Records excerpted from a collection:
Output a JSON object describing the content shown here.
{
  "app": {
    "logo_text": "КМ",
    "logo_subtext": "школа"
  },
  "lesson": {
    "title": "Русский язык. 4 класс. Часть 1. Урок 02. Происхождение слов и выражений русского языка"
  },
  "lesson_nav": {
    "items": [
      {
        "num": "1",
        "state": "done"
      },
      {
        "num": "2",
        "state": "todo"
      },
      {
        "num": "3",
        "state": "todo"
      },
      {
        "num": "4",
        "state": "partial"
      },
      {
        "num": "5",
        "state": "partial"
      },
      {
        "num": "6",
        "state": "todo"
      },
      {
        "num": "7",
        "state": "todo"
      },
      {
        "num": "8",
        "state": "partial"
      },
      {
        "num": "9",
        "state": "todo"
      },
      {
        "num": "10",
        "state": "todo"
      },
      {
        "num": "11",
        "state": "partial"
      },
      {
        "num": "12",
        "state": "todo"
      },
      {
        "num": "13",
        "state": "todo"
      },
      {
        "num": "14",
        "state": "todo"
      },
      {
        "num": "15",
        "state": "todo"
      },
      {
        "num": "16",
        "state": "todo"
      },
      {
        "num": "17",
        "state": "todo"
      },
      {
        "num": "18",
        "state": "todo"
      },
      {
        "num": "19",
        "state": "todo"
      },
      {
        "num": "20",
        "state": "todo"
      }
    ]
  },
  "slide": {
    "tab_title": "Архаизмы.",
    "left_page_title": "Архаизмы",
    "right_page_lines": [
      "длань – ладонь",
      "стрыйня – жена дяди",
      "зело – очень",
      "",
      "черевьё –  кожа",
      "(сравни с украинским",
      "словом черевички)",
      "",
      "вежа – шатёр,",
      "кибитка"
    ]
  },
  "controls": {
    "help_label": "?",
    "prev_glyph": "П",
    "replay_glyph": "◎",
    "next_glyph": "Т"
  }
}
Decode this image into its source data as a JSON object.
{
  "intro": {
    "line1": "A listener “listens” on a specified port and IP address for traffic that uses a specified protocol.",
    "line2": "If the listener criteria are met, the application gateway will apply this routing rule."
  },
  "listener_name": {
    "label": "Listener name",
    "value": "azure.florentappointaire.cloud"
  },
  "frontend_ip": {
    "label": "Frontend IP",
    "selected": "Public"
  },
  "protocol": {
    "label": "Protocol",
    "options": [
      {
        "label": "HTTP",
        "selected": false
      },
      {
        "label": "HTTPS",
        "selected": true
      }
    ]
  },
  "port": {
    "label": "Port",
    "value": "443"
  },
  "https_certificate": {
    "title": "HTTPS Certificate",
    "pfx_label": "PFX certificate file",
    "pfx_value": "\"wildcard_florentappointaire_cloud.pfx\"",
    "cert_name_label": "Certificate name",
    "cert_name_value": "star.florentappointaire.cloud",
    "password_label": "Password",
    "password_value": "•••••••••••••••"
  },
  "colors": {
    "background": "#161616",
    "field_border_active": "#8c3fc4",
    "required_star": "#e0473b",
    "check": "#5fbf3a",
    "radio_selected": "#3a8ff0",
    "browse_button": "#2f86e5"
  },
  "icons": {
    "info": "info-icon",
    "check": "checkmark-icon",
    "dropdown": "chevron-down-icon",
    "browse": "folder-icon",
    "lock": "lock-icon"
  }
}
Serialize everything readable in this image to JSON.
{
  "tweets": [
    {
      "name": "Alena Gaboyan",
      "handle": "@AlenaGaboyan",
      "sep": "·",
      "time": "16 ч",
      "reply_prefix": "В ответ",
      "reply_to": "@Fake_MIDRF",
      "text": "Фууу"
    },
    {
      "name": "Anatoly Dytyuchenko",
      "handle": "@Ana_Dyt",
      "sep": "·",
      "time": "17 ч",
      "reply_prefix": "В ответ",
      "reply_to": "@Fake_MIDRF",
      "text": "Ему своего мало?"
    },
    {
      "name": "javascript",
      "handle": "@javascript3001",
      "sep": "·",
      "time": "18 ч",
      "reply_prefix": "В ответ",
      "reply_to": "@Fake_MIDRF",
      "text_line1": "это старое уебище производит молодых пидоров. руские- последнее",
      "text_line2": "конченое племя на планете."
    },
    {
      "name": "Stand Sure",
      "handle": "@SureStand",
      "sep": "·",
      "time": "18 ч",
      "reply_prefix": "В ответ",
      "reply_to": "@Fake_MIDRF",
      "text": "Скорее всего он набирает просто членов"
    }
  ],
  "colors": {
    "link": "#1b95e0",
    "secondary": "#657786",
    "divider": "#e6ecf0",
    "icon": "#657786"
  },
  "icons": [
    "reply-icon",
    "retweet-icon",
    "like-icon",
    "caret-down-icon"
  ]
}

→ **Given task**
Exact repetition is required for the lines from the one that contains "Serialize everything readable" through the final line; leave out everything else.

→ **Response for this exercise**
Serialize everything readable in this image to JSON.
{
  "tweets": [
    {
      "name": "Alena Gaboyan",
      "handle": "@AlenaGaboyan",
      "sep": "·",
      "time": "16 ч",
      "reply_prefix": "В ответ",
      "reply_to": "@Fake_MIDRF",
      "text": "Фууу"
    },
    {
      "name": "Anatoly Dytyuchenko",
      "handle": "@Ana_Dyt",
      "sep": "·",
      "time": "17 ч",
      "reply_prefix": "В ответ",
      "reply_to": "@Fake_MIDRF",
      "text": "Ему своего мало?"
    },
    {
      "name": "javascript",
      "handle": "@javascript3001",
      "sep": "·",
      "time": "18 ч",
      "reply_prefix": "В ответ",
      "reply_to": "@Fake_MIDRF",
      "text_line1": "это старое уебище производит молодых пидоров. руские- последнее",
      "text_line2": "конченое племя на планете."
    },
    {
      "name": "Stand Sure",
      "handle": "@SureStand",
      "sep": "·",
      "time": "18 ч",
      "reply_prefix": "В ответ",
      "reply_to": "@Fake_MIDRF",
      "text": "Скорее всего он набирает просто членов"
    }
  ],
  "colors": {
    "link": "#1b95e0",
    "secondary": "#657786",
    "divider": "#e6ecf0",
    "icon": "#657786"
  },
  "icons": [
    "reply-icon",
    "retweet-icon",
    "like-icon",
    "caret-down-icon"
  ]
}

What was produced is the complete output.